• [Work to be completed]:
For each line in the data below that holds "skip", return a copy.
"""
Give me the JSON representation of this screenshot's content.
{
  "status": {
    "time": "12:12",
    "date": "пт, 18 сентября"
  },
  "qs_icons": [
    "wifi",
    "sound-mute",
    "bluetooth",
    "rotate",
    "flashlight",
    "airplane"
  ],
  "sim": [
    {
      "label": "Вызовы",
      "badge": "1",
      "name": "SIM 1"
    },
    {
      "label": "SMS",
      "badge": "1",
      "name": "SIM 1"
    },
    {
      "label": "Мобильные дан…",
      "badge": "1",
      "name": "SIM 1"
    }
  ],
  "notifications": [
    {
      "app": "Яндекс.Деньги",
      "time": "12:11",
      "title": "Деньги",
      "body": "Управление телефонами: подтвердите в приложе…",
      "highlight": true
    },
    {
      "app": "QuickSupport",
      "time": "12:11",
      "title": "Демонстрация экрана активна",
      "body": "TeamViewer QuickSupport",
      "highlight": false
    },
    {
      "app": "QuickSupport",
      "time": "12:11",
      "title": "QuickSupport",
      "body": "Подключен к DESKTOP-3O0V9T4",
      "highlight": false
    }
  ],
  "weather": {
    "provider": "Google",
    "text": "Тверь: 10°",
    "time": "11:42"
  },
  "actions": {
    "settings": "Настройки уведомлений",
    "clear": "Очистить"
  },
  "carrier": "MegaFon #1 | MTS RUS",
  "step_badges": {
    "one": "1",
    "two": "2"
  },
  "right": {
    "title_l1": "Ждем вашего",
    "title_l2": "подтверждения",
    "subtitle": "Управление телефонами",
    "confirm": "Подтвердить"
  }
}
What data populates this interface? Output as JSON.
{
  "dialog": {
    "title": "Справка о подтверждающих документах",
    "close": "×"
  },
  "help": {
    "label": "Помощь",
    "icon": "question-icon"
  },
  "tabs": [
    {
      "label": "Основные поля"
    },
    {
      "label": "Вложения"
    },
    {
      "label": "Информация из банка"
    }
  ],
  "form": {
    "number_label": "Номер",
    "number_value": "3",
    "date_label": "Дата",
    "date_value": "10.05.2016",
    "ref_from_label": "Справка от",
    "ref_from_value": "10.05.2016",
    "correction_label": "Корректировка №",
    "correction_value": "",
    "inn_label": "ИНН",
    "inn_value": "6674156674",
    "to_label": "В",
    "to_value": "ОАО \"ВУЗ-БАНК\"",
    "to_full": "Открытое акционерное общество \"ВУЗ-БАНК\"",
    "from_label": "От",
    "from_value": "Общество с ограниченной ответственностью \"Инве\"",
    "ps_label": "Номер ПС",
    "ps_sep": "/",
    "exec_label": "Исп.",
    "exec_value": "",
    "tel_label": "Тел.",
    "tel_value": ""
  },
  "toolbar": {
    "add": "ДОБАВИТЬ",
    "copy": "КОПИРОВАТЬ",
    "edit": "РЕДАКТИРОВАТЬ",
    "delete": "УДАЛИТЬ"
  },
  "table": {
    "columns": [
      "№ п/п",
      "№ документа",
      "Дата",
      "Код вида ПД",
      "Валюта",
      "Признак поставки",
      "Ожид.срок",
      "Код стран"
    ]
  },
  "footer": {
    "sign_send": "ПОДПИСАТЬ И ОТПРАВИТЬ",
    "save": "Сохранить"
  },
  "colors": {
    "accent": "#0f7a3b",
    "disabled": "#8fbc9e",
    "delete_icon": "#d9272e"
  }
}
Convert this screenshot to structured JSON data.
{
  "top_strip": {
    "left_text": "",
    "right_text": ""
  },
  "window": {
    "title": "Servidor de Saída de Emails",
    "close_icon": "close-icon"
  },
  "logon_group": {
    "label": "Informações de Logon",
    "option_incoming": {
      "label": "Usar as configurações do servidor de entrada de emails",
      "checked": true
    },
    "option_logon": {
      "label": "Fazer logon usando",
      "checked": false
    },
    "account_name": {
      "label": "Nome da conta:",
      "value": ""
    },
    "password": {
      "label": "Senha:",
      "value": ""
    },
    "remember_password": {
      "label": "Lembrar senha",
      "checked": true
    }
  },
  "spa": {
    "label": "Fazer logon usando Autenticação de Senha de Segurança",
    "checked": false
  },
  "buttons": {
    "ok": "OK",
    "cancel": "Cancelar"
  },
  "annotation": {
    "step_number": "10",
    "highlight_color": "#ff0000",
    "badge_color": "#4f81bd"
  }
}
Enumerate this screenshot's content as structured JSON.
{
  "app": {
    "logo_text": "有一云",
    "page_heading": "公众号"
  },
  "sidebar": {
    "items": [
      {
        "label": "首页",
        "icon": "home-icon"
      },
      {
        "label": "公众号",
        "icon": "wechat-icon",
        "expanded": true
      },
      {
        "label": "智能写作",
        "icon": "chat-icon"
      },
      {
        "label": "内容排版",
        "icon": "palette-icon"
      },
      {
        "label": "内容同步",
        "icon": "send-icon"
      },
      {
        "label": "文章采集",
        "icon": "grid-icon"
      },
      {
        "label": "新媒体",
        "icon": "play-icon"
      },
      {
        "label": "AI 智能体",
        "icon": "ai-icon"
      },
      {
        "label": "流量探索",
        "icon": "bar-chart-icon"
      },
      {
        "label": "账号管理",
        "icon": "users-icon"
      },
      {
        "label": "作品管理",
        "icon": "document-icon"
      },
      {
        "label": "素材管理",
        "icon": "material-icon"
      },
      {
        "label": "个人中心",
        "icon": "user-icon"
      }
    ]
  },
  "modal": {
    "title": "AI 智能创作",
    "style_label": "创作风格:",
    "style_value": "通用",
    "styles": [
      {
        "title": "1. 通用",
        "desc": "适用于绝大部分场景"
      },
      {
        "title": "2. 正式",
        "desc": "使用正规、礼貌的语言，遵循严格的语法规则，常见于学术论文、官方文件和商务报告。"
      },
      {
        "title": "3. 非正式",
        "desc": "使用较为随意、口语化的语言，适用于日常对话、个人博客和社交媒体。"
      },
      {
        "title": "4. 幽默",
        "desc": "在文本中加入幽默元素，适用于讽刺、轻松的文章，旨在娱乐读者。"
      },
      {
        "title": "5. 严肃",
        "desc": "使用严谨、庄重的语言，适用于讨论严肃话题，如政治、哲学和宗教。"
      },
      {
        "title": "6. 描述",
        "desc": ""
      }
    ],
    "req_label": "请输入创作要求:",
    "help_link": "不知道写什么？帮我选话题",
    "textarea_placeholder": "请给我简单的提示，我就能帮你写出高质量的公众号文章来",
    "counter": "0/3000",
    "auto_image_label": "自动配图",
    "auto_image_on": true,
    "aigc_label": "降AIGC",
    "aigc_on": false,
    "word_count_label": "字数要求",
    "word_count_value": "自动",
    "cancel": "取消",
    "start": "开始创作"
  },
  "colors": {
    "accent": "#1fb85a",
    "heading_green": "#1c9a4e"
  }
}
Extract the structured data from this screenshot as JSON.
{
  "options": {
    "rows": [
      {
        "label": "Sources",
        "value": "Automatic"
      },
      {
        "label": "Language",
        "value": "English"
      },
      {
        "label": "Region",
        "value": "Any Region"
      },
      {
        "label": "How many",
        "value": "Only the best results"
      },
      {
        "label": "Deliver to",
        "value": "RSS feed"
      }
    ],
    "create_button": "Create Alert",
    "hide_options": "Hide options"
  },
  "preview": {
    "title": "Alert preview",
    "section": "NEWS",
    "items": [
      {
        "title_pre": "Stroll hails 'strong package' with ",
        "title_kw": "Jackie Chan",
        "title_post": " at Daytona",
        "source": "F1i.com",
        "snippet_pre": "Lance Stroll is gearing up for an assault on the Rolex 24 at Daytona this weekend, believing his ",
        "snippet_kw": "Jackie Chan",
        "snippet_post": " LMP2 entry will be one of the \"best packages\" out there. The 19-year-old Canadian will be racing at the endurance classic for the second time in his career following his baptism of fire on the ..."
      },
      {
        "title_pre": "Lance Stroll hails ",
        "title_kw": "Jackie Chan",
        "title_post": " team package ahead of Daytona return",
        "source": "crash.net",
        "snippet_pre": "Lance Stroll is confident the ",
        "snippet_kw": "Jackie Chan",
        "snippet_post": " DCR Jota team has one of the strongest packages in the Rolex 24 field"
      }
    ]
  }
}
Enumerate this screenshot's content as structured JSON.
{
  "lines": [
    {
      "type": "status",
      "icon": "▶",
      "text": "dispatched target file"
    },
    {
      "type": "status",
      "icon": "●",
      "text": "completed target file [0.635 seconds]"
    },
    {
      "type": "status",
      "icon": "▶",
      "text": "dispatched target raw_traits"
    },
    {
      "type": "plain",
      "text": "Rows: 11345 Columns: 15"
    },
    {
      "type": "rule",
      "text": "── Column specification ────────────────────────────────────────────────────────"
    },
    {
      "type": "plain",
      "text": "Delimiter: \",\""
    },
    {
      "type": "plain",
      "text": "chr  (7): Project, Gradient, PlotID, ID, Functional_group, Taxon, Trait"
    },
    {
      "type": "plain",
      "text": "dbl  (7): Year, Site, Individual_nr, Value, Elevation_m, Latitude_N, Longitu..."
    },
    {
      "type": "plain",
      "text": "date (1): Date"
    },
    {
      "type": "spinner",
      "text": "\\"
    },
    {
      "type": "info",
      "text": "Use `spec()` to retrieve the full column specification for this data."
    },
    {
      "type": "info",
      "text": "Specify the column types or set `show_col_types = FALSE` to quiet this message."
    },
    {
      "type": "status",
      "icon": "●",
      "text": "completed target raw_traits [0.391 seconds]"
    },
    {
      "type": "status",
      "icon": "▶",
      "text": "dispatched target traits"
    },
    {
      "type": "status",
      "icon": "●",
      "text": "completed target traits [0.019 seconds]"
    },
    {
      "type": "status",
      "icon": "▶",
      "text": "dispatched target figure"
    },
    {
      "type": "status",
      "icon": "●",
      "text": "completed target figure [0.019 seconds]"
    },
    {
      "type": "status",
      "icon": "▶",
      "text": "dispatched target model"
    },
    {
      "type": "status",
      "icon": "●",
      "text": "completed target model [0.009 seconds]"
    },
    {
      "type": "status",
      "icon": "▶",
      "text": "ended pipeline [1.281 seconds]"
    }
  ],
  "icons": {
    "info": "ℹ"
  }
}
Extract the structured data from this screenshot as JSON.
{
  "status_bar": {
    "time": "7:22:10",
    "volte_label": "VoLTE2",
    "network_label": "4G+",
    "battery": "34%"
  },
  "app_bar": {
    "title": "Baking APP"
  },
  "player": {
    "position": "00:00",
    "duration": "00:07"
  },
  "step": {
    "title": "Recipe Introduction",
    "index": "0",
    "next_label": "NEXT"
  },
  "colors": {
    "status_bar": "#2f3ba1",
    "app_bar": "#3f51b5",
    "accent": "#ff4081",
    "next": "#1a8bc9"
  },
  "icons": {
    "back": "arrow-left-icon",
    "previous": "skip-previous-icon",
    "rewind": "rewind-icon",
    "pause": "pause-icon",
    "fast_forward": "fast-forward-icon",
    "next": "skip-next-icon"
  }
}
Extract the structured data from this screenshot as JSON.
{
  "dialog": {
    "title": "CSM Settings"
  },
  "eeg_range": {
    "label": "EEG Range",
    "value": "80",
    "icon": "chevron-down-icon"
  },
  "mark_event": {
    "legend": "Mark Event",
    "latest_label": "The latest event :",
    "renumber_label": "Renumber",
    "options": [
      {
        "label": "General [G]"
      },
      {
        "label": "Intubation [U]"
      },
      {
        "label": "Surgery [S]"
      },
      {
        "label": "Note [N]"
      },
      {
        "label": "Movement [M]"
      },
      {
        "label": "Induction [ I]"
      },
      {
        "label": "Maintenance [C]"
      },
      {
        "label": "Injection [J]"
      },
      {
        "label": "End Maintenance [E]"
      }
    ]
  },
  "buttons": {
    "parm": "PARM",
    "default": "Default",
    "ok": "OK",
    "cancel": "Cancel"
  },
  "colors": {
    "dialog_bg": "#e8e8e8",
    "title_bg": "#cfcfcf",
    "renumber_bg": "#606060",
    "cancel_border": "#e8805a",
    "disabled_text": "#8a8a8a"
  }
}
"""
• [Response for this exercise]:
    "previous": "skip-previous-icon",
    "next": "skip-next-icon"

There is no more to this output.